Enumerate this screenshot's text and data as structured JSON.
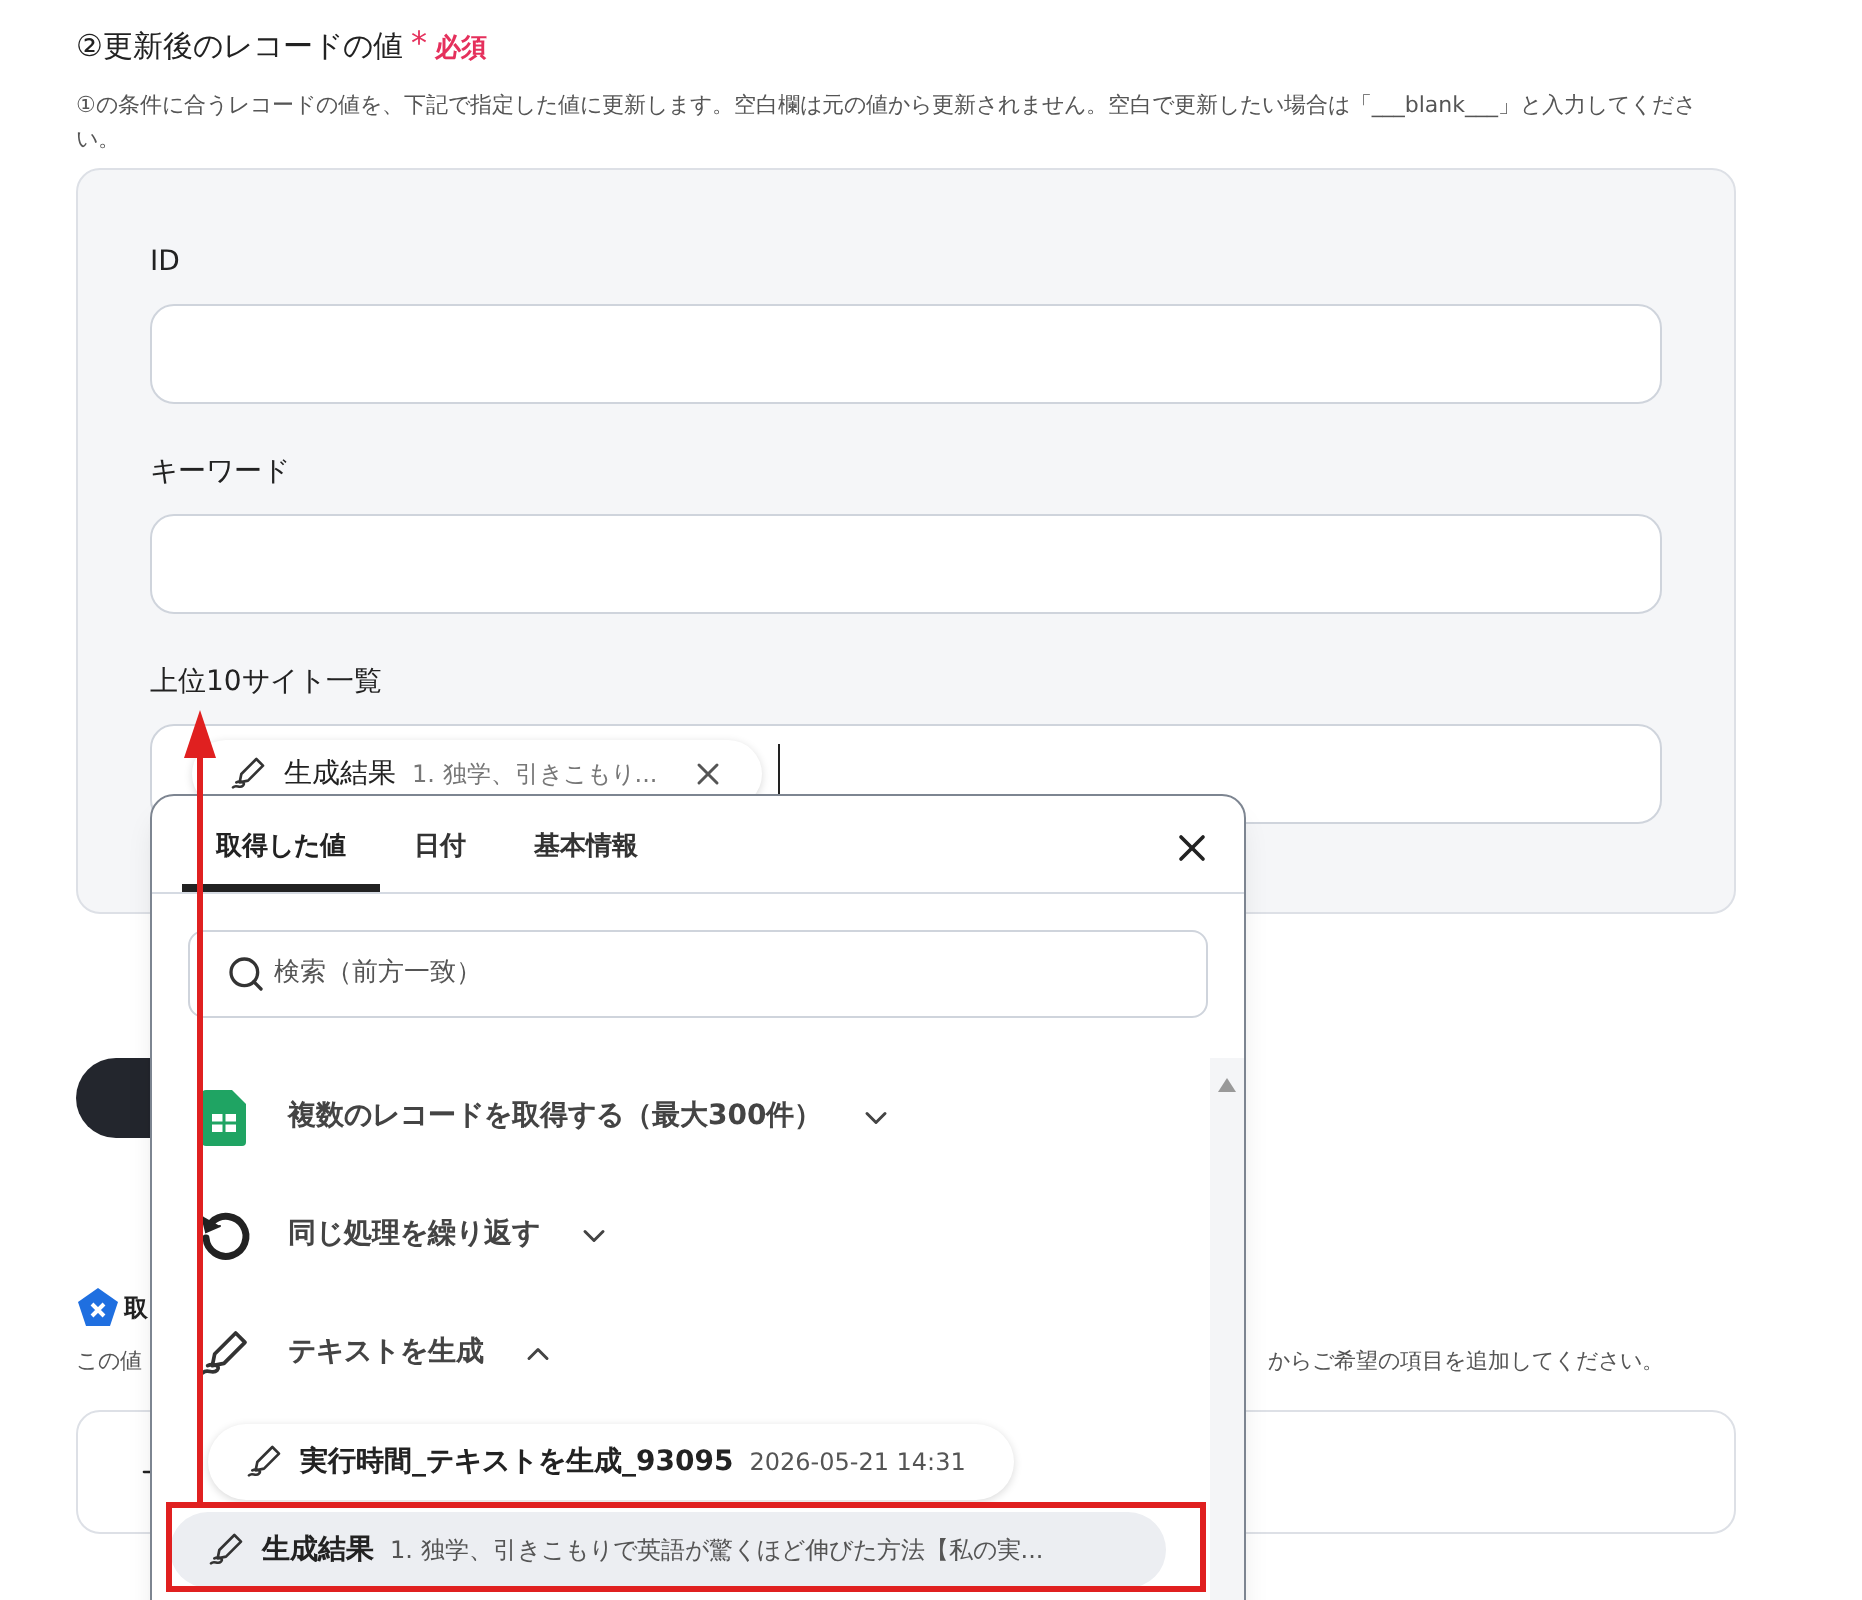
{
  "section": {
    "title": "②更新後のレコードの値",
    "required_mark": "*",
    "required_label": "必須",
    "description": "①の条件に合うレコードの値を、下記で指定した値に更新します。空白欄は元の値から更新されません。空白で更新したい場合は「___blank___」と入力してください。"
  },
  "fields": [
    {
      "label": "ID"
    },
    {
      "label": "キーワード"
    }
  ],
  "token_field": {
    "label": "上位10サイト一覧",
    "token": {
      "name": "生成結果",
      "preview": "1. 独学、引きこもり..."
    }
  },
  "next_section": {
    "title": "取",
    "description_left": "この値",
    "description_right": "からご希望の項目を追加してください。"
  },
  "popup": {
    "tabs": [
      {
        "label": "取得した値",
        "selected": true
      },
      {
        "label": "日付",
        "selected": false
      },
      {
        "label": "基本情報",
        "selected": false
      }
    ],
    "search": {
      "placeholder": "検索（前方一致）"
    },
    "groups": [
      {
        "kind": "sheets",
        "title": "複数のレコードを取得する（最大300件）",
        "expanded": false
      },
      {
        "kind": "loop",
        "title": "同じ処理を繰り返す",
        "expanded": false
      },
      {
        "kind": "text",
        "title": "テキストを生成",
        "expanded": true
      }
    ],
    "items": [
      {
        "name": "実行時間_テキストを生成_93095",
        "detail": "2026-05-21 14:31",
        "selected": false
      },
      {
        "name": "生成結果",
        "detail": "1. 独学、引きこもりで英語が驚くほど伸びた方法【私の実...",
        "selected": true
      }
    ]
  }
}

* **WORK TO BE COMPLETED**
Every line above that contains the word "name" should be reported.

* **SOLUTION TO THIS PROBLEM**
      "name": "生成結果",
        "name": "実行時間_テキストを生成_93095",
        "name": "生成結果",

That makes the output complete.